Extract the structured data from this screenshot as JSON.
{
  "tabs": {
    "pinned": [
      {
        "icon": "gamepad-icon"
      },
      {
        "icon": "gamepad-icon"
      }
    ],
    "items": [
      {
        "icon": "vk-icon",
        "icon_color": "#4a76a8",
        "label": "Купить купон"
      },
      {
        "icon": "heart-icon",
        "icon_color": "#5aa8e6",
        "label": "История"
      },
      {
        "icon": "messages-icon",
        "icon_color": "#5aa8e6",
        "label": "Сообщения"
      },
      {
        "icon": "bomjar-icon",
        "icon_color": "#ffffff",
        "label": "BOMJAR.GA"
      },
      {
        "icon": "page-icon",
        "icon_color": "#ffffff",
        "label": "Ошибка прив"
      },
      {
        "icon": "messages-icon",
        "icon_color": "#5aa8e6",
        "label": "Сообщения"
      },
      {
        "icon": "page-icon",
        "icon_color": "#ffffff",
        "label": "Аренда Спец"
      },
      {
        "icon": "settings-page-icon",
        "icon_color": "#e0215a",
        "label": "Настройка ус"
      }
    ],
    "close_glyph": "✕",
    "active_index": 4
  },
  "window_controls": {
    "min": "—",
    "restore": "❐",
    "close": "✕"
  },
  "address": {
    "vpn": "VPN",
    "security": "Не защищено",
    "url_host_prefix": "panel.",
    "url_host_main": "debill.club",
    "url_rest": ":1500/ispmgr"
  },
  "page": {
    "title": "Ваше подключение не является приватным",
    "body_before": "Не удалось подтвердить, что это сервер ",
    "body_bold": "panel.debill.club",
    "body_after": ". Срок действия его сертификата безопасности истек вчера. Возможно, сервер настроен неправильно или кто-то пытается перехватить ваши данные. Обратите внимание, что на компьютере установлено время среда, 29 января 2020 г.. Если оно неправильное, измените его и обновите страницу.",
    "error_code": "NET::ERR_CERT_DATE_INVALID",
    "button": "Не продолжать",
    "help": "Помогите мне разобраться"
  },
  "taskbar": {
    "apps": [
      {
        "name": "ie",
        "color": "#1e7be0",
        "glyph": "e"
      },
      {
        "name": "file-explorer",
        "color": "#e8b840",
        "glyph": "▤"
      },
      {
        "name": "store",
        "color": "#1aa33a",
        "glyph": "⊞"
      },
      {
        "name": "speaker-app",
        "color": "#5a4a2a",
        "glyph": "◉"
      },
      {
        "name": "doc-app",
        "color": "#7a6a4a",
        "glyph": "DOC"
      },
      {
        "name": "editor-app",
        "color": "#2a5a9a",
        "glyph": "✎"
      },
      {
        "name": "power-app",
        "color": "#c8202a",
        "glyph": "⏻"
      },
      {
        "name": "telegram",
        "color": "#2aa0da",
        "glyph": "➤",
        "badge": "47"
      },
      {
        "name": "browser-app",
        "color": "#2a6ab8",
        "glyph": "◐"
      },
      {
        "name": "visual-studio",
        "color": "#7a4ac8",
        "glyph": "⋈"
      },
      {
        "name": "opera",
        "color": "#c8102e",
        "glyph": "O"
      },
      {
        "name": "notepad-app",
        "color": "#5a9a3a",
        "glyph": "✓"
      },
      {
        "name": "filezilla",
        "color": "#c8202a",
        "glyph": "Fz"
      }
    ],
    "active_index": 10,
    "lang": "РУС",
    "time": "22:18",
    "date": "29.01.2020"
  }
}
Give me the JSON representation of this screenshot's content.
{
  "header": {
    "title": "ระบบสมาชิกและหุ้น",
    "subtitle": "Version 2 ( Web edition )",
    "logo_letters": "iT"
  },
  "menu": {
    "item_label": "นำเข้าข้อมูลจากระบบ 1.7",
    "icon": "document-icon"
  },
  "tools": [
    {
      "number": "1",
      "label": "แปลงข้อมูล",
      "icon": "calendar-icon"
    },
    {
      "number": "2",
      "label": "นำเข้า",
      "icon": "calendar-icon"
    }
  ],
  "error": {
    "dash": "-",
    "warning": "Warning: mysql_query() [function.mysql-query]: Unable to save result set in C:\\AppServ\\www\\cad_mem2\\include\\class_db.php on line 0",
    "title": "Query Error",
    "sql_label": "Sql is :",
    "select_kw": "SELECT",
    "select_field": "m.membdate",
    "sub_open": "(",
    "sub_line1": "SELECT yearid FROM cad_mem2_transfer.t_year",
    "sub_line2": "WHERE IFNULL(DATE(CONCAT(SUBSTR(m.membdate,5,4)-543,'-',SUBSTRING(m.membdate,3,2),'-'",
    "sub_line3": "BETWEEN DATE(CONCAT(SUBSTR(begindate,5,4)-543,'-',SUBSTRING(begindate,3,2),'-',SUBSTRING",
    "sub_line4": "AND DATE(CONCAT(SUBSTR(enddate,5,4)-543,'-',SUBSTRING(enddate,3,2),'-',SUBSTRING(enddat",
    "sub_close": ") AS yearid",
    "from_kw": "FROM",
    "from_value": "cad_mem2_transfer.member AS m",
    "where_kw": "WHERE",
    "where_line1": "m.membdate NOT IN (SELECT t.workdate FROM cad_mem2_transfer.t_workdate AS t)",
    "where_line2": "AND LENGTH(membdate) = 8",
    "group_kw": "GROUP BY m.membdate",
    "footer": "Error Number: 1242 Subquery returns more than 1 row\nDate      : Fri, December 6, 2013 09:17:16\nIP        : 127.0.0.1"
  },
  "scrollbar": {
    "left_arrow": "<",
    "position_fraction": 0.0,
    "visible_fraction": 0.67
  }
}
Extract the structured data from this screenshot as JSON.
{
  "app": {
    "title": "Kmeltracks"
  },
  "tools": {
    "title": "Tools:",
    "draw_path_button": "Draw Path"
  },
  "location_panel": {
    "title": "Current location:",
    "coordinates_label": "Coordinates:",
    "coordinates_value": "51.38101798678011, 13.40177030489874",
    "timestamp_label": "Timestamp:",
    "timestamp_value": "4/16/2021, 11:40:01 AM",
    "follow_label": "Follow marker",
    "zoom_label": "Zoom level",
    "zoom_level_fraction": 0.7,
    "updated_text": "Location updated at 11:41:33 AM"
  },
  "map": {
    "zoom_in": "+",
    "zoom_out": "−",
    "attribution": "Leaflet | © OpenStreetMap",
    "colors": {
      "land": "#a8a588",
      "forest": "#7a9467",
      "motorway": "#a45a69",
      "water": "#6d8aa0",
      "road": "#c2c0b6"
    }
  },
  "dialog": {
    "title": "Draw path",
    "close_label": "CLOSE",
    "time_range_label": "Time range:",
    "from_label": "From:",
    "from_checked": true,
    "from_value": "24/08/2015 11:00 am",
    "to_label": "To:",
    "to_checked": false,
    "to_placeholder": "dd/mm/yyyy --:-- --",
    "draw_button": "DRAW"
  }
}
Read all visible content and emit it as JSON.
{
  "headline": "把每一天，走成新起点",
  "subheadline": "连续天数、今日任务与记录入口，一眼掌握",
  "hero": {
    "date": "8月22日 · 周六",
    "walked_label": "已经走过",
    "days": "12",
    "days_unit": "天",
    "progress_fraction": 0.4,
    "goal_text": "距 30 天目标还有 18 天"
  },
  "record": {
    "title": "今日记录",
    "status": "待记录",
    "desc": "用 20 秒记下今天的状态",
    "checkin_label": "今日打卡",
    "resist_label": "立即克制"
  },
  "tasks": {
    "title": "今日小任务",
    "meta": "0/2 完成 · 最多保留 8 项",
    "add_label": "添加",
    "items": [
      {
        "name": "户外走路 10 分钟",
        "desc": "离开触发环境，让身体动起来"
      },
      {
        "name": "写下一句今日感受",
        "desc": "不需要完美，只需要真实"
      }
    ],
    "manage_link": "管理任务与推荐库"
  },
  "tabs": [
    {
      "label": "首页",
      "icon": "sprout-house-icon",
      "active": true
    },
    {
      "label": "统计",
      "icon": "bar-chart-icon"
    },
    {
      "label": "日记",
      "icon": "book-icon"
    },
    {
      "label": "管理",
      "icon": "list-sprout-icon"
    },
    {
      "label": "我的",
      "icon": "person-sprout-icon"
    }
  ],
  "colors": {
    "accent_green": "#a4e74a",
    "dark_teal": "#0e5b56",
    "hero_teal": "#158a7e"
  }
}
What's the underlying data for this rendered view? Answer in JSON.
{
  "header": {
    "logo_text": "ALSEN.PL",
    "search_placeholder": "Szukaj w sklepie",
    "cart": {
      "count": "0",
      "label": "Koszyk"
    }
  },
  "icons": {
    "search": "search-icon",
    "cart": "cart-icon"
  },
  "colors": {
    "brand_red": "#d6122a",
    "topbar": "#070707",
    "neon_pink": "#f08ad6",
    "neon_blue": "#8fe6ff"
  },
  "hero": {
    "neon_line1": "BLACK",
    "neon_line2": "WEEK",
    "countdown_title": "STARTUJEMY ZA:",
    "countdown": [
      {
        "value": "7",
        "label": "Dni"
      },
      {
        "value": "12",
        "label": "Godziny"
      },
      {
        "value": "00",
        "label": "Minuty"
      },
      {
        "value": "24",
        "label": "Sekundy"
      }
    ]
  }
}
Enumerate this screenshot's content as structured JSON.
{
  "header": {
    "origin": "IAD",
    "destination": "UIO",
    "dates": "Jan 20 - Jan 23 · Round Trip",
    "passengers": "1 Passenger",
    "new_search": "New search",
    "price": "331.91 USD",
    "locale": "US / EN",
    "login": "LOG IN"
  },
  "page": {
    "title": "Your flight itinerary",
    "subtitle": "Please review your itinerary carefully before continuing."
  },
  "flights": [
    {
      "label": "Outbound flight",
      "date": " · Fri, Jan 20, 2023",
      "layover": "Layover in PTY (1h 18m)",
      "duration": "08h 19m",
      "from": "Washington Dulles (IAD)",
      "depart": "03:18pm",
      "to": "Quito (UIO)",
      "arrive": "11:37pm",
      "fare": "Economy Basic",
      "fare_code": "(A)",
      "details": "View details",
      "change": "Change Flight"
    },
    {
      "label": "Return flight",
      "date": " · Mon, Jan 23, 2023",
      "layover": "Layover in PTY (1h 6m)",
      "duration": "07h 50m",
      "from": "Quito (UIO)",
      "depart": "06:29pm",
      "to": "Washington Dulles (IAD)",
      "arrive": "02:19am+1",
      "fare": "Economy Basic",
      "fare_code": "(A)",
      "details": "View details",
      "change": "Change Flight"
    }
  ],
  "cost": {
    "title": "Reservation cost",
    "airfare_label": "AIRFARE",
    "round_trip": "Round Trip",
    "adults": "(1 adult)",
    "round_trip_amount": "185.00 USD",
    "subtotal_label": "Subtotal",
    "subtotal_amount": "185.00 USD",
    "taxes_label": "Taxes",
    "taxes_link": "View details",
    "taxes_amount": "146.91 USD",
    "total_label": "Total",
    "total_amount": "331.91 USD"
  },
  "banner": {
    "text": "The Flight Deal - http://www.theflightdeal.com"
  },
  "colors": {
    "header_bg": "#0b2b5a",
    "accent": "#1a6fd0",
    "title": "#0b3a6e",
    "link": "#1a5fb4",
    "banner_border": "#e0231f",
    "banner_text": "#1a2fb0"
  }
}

__________

■ **Problem details**
Find "desc". Copy every line it occurs in.

■ **Answer below**
    "desc": "用 20 秒记下今天的状态",
        "desc": "离开触发环境，让身体动起来"
        "desc": "不需要完美，只需要真实"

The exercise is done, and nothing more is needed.